Description of the task ::
Check each line of the records for "Sánchez"; collect those that have it.

[START Data supplied]

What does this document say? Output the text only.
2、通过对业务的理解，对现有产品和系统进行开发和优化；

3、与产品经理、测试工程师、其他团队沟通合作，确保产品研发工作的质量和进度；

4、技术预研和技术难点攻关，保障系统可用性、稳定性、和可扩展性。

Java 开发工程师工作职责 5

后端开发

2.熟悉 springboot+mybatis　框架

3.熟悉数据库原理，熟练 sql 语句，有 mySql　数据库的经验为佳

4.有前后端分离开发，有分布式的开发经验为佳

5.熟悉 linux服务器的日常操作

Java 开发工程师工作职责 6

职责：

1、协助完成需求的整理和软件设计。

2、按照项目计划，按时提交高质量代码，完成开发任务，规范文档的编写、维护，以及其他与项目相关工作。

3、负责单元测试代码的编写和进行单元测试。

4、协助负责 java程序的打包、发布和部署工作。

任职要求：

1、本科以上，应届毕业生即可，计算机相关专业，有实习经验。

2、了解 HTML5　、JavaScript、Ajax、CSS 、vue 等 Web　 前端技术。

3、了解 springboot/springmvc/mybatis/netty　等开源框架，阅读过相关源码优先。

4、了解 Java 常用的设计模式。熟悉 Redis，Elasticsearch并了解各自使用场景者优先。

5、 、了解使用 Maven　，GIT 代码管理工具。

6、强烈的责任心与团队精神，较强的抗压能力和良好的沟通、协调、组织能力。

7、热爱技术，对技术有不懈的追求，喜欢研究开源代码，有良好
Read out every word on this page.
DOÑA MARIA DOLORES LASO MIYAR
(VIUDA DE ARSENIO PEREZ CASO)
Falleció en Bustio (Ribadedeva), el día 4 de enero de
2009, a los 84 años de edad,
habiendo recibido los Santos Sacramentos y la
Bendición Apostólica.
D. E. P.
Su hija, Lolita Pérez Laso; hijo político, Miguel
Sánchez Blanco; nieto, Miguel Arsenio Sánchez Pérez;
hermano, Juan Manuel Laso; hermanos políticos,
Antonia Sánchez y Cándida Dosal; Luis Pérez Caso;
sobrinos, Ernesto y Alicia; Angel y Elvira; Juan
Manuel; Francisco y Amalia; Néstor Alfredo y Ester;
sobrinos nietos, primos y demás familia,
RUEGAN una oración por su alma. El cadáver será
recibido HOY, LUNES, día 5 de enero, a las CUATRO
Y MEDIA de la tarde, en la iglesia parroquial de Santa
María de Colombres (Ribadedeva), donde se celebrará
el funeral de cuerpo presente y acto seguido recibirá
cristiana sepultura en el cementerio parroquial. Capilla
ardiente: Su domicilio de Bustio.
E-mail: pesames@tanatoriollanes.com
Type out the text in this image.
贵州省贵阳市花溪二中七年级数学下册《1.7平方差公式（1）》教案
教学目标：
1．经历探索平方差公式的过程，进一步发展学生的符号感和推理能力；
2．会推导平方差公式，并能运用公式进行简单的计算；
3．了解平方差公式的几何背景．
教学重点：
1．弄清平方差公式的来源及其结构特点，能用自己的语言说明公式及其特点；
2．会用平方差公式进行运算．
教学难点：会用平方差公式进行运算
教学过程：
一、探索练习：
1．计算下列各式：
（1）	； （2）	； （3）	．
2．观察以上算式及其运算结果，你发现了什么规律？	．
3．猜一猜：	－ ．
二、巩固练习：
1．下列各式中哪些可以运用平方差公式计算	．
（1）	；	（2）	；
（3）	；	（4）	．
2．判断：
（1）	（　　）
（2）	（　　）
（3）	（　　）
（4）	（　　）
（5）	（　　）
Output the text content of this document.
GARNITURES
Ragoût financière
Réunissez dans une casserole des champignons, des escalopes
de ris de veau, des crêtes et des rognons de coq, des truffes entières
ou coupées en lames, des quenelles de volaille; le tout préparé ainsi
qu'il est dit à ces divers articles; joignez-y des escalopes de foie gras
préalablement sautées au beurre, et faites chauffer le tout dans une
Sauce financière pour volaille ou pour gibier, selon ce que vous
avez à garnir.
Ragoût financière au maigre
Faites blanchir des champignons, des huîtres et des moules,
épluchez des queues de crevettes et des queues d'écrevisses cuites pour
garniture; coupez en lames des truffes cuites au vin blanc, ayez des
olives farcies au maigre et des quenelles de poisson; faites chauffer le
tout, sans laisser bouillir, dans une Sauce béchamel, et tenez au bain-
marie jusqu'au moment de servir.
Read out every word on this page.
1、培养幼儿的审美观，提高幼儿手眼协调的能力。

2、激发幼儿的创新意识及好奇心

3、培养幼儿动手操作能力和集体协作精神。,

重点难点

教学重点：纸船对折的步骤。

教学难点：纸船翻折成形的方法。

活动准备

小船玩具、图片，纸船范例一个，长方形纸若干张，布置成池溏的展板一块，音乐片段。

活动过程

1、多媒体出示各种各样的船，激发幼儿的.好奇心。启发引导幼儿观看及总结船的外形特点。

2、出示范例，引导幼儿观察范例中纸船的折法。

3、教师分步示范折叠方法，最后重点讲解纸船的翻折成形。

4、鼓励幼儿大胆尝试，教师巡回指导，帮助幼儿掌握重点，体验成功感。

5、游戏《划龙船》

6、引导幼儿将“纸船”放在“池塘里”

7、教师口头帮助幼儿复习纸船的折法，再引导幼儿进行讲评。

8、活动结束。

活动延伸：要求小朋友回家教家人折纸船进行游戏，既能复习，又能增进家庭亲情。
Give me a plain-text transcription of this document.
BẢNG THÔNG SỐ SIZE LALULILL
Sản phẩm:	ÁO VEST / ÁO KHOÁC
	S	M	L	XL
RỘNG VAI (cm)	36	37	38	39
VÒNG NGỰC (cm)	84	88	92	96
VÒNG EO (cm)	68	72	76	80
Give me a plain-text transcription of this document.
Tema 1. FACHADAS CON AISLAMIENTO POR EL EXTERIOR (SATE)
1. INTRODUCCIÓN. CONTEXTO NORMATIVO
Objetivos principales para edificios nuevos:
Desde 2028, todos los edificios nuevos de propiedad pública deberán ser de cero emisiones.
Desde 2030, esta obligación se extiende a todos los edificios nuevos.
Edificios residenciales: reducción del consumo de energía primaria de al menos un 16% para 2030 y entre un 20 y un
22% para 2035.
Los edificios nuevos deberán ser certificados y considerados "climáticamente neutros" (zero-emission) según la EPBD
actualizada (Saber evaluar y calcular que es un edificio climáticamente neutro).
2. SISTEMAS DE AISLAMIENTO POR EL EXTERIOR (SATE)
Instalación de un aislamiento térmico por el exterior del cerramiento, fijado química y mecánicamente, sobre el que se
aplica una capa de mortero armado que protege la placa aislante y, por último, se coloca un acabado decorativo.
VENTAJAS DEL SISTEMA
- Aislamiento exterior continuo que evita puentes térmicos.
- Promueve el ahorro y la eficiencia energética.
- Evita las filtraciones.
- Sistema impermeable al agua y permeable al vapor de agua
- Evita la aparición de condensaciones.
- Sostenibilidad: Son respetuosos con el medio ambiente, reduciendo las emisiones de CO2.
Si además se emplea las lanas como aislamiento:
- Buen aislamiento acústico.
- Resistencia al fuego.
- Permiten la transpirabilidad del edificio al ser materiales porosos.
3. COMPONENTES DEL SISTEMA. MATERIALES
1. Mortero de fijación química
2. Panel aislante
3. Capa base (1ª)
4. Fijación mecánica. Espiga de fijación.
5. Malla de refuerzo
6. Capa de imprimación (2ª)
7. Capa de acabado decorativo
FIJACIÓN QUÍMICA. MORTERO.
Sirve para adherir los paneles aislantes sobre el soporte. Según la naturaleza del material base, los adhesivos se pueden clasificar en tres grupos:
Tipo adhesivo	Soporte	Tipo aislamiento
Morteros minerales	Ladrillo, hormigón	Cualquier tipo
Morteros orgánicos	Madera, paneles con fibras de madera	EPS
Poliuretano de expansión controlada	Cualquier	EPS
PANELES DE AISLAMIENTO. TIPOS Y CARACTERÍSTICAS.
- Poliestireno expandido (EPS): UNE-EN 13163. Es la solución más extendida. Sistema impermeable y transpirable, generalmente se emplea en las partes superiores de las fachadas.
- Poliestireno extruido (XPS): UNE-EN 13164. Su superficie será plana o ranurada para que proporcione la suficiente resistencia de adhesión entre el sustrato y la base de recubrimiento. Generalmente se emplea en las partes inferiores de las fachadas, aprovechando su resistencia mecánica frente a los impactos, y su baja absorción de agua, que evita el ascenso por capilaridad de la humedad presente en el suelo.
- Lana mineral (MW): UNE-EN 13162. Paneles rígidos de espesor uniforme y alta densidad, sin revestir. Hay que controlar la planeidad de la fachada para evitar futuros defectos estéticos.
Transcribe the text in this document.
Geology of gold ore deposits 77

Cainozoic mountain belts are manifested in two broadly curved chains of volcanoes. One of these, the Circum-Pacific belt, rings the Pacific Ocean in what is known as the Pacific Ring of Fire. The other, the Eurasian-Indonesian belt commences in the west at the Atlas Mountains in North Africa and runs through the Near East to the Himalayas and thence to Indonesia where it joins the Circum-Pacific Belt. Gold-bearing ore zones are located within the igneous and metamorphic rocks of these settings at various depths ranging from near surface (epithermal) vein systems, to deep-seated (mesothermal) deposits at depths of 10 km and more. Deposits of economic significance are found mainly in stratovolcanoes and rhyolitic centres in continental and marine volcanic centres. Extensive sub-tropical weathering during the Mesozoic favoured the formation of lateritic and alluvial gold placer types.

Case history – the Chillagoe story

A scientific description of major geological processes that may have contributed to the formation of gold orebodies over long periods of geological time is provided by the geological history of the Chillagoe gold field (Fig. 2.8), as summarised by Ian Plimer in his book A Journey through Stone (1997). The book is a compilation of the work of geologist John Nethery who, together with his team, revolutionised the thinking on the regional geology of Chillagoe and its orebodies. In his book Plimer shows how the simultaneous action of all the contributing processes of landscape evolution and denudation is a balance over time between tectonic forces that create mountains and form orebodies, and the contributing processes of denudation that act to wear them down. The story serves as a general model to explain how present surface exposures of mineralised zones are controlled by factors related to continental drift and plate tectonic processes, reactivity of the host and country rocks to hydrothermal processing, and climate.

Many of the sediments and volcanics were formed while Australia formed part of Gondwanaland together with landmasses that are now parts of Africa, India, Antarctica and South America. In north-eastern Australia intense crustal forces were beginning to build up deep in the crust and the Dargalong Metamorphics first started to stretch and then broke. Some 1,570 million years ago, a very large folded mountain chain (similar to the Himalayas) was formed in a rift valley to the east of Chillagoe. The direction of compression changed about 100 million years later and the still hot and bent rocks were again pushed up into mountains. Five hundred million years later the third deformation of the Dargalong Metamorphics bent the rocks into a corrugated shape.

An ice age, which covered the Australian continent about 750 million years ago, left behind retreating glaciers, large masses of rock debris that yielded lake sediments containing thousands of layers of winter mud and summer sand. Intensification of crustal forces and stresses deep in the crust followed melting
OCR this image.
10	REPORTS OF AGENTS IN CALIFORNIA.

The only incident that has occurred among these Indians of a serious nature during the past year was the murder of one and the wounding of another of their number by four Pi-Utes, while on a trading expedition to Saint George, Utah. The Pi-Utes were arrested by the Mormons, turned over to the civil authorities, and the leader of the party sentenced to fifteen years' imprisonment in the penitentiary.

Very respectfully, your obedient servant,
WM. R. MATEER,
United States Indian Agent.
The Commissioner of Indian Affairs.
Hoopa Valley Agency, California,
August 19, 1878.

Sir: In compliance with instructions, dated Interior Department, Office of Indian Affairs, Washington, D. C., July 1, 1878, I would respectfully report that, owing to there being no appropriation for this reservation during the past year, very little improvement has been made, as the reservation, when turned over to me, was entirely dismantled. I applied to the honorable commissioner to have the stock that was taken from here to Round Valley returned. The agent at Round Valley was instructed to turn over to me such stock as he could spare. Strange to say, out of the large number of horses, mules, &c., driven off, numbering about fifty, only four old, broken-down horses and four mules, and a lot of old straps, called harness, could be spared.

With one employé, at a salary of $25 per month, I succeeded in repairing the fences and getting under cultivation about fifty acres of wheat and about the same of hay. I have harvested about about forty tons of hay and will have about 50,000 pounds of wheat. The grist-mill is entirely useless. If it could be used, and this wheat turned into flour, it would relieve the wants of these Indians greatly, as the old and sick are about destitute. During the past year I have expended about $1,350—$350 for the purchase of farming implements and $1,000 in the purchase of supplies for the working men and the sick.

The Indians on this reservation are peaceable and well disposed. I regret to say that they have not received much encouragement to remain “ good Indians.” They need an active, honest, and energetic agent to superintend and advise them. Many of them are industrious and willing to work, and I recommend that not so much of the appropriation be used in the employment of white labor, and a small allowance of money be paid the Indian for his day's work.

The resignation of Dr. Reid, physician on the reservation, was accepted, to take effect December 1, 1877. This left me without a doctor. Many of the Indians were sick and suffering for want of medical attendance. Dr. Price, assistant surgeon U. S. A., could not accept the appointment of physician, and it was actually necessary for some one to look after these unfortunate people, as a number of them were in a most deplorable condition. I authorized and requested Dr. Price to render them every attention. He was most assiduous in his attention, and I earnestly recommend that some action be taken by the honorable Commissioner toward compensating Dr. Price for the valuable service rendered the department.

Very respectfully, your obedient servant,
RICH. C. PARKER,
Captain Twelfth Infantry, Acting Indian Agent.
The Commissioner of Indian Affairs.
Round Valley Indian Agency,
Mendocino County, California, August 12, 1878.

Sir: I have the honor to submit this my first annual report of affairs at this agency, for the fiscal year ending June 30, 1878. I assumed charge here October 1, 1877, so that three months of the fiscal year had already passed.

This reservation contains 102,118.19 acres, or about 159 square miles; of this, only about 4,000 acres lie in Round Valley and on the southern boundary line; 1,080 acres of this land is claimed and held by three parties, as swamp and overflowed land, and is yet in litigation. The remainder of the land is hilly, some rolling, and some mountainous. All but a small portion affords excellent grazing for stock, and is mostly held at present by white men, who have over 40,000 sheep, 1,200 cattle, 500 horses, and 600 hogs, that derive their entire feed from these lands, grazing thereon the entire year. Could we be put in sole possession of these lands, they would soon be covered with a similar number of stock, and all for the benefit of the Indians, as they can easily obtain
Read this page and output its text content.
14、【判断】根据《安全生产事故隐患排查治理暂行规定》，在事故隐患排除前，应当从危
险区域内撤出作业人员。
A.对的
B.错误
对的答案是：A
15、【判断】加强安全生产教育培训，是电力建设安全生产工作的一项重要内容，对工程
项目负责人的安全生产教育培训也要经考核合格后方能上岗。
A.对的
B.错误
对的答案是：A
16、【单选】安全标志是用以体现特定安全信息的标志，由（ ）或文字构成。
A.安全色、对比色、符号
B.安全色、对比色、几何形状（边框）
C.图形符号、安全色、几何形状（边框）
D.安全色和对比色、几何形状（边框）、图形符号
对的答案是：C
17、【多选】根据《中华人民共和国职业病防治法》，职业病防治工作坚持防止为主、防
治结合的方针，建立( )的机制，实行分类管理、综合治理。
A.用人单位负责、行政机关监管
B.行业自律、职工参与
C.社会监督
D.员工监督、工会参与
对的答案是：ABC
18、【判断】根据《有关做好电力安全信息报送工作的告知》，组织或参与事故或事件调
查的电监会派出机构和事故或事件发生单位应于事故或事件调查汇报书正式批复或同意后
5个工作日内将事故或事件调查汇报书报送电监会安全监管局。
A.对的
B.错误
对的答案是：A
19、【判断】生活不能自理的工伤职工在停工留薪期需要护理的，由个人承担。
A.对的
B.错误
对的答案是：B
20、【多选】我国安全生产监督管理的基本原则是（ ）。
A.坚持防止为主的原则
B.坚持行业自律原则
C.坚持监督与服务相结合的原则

[END Data supplied]

Output below ::
Sánchez Blanco; nieto, Miguel Arsenio Sánchez Pérez;
Antonia Sánchez y Cándida Dosal; Luis Pérez Caso;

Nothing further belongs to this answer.